▸ **Supplied records**:
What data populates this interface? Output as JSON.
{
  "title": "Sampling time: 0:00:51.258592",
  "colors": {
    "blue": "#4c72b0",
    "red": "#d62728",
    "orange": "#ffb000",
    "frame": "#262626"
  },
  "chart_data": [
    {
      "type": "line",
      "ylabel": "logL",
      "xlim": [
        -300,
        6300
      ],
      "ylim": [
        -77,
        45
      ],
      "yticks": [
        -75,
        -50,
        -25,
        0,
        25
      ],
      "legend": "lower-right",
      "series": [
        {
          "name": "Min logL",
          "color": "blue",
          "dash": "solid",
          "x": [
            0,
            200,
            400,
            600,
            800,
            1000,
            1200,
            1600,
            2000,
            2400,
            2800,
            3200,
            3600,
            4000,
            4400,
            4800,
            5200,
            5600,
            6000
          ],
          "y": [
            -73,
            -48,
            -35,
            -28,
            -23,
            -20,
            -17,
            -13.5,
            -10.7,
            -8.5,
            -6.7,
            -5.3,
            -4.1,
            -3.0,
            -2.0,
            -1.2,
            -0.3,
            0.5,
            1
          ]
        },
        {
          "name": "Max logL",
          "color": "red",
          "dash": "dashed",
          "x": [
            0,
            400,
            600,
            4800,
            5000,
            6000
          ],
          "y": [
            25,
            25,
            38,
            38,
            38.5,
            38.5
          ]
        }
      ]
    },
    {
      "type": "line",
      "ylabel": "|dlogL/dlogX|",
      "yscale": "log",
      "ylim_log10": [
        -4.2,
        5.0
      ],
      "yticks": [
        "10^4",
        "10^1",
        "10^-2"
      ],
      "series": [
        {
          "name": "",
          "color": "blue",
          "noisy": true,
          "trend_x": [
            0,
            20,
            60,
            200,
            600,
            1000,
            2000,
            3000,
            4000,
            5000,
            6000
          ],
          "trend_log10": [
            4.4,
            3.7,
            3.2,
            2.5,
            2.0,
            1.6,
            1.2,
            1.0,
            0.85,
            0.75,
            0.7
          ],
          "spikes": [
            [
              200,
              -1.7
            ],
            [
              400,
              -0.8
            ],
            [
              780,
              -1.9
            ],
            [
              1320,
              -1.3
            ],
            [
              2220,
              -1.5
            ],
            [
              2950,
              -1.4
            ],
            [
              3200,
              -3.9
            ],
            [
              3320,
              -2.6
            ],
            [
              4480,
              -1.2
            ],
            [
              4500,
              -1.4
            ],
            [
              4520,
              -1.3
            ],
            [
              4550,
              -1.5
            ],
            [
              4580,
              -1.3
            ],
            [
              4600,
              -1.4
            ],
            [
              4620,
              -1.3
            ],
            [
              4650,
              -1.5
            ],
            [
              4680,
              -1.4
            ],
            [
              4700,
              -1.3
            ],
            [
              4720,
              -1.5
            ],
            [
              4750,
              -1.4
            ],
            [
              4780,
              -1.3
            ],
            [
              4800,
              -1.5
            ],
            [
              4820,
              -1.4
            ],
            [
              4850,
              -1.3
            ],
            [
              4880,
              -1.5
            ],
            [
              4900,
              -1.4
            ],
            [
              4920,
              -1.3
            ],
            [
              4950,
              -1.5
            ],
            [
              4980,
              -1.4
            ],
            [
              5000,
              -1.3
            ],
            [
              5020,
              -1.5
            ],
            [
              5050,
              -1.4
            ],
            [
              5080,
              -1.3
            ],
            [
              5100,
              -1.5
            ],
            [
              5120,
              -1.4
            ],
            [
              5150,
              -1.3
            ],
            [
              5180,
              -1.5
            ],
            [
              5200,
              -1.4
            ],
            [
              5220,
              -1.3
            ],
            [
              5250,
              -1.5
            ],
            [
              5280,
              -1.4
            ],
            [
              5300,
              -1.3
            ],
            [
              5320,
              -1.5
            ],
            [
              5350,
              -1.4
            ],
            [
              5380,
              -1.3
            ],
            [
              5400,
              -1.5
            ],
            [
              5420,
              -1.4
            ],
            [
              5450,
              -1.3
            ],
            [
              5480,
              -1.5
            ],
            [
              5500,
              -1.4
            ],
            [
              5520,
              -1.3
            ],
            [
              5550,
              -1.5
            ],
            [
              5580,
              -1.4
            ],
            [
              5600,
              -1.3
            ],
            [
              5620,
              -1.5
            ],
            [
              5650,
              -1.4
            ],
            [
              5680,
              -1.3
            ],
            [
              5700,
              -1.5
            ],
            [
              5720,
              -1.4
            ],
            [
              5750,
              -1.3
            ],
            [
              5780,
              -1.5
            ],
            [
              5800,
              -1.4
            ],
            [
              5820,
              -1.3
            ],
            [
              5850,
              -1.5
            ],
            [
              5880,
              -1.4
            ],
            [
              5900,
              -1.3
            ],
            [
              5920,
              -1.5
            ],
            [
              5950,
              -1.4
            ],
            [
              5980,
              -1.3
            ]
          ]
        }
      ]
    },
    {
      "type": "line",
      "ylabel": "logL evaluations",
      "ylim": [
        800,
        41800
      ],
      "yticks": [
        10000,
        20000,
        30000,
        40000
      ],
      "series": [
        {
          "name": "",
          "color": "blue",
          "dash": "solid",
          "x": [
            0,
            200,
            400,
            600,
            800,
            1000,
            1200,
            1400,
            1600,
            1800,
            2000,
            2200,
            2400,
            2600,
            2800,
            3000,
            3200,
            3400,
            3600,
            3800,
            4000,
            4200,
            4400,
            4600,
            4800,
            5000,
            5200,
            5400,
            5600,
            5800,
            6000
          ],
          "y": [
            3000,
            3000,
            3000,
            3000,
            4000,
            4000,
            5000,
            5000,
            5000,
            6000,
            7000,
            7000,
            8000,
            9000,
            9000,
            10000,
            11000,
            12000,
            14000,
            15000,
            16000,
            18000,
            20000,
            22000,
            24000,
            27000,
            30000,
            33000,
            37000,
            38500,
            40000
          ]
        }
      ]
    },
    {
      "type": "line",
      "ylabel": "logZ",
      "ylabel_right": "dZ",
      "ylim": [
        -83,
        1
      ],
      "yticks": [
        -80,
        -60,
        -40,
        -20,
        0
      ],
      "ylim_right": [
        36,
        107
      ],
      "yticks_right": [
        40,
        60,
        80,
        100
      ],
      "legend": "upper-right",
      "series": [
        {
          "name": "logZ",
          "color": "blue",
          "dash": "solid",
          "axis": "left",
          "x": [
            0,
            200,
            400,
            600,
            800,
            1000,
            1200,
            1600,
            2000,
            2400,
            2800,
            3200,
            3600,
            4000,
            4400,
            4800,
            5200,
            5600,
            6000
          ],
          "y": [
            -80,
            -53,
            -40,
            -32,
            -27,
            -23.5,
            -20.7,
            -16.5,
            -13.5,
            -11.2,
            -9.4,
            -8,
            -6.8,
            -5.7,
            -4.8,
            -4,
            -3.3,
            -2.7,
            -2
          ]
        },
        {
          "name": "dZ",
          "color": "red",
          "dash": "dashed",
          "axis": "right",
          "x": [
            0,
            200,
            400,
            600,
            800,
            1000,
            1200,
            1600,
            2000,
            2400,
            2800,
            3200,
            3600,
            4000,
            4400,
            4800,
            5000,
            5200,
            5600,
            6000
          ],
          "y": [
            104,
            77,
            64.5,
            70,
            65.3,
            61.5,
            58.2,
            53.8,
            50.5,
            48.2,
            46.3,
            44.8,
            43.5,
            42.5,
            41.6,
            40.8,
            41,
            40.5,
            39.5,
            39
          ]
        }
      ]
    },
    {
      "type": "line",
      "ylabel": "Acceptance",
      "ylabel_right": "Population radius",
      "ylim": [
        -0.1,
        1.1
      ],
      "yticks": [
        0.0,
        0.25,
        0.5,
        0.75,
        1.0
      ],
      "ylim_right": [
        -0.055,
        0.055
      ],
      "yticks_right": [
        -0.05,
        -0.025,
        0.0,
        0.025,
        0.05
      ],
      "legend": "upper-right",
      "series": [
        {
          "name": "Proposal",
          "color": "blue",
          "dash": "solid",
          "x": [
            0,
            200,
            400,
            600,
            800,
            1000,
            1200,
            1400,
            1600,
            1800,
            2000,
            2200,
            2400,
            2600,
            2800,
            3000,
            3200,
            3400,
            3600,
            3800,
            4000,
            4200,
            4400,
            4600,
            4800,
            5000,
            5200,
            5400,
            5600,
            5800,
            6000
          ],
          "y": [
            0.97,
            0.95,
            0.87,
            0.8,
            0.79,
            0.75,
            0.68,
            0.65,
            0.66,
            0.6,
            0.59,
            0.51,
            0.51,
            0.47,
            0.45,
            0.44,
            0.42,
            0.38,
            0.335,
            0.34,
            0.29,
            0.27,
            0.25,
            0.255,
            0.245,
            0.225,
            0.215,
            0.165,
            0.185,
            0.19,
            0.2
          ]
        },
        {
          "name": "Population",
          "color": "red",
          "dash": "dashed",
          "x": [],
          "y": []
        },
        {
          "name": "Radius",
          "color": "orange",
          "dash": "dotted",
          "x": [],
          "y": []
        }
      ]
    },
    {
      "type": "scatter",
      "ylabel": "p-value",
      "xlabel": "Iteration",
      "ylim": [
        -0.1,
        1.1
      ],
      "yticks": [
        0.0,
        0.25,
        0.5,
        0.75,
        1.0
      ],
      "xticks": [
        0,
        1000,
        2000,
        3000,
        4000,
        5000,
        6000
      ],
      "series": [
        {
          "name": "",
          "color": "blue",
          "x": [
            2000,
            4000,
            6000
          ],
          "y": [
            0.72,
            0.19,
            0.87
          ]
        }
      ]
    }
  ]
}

▸ **Stated task**: What is the number of lines in the records that contain the string "Population"? Give only that number.

▸ **Solution for this problem**: 2